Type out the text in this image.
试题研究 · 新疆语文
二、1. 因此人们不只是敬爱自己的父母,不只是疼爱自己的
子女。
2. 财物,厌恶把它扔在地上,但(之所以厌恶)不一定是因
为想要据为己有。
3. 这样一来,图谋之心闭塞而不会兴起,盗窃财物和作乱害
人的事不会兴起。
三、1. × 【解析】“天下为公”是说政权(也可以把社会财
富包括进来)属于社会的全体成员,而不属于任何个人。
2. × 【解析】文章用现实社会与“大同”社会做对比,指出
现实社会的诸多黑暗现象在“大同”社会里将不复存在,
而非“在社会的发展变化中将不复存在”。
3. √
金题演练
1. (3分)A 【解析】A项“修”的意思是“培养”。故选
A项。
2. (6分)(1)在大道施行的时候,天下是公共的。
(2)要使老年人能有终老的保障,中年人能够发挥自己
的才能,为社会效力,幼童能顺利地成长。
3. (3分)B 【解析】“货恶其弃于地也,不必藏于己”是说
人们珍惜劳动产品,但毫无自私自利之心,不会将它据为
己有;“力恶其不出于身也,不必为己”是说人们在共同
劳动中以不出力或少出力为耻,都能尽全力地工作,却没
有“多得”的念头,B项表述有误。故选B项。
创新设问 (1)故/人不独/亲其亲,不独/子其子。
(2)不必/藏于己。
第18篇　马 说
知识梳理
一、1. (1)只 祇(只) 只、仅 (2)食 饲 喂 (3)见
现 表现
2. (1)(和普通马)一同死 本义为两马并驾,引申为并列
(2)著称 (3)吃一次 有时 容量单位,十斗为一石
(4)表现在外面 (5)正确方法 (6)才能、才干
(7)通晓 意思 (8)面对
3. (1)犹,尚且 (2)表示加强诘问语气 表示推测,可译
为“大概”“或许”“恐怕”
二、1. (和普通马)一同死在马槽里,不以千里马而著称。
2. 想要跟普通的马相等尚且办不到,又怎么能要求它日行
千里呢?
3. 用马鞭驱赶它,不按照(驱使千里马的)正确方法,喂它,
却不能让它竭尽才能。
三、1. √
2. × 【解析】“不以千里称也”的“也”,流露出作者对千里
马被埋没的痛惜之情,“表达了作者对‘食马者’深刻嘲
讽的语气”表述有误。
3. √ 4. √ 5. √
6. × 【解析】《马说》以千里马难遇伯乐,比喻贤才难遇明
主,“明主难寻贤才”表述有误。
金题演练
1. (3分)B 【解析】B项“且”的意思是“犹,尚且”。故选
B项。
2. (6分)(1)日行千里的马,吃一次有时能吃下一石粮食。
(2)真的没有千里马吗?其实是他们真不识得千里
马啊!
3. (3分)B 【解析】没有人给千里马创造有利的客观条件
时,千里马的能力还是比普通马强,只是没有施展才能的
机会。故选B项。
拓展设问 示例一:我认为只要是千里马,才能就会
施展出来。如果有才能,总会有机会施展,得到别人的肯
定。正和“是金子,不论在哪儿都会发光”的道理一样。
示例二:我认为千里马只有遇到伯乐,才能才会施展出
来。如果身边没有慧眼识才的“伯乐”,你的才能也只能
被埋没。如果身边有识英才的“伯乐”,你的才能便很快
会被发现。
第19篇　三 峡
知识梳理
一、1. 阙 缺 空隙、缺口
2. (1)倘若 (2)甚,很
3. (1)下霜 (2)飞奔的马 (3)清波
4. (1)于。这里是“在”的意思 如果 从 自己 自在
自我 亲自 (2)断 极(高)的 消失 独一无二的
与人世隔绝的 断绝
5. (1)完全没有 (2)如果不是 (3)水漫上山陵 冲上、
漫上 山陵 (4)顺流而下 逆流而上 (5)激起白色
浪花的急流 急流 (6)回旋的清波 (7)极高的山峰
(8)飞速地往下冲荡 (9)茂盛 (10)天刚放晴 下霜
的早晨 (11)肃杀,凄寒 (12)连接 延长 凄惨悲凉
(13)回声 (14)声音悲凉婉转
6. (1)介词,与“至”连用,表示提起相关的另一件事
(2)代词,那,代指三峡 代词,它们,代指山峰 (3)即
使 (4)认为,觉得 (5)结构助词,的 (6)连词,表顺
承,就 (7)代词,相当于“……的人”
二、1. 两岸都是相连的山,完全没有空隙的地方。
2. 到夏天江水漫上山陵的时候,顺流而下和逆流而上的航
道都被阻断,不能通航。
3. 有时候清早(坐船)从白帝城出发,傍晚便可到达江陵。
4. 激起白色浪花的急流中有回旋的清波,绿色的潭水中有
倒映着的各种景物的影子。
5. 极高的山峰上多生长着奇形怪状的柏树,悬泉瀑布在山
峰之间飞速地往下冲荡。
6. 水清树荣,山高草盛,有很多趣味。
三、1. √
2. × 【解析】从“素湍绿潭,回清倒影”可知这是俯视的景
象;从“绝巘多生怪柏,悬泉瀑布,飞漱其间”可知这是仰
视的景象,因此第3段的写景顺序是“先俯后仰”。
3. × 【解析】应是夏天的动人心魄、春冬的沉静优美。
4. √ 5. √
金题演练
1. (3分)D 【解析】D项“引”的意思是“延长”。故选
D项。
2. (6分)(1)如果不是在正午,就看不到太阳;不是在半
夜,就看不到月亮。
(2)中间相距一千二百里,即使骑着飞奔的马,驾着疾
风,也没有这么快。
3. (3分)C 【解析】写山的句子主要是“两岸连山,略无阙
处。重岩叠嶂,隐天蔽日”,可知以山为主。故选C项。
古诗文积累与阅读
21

» AIM OF THE EXERCISE
Your answer should be a single number: the count of lines in these records that hold the string "正确方法".

» FINISHED ANSWER
2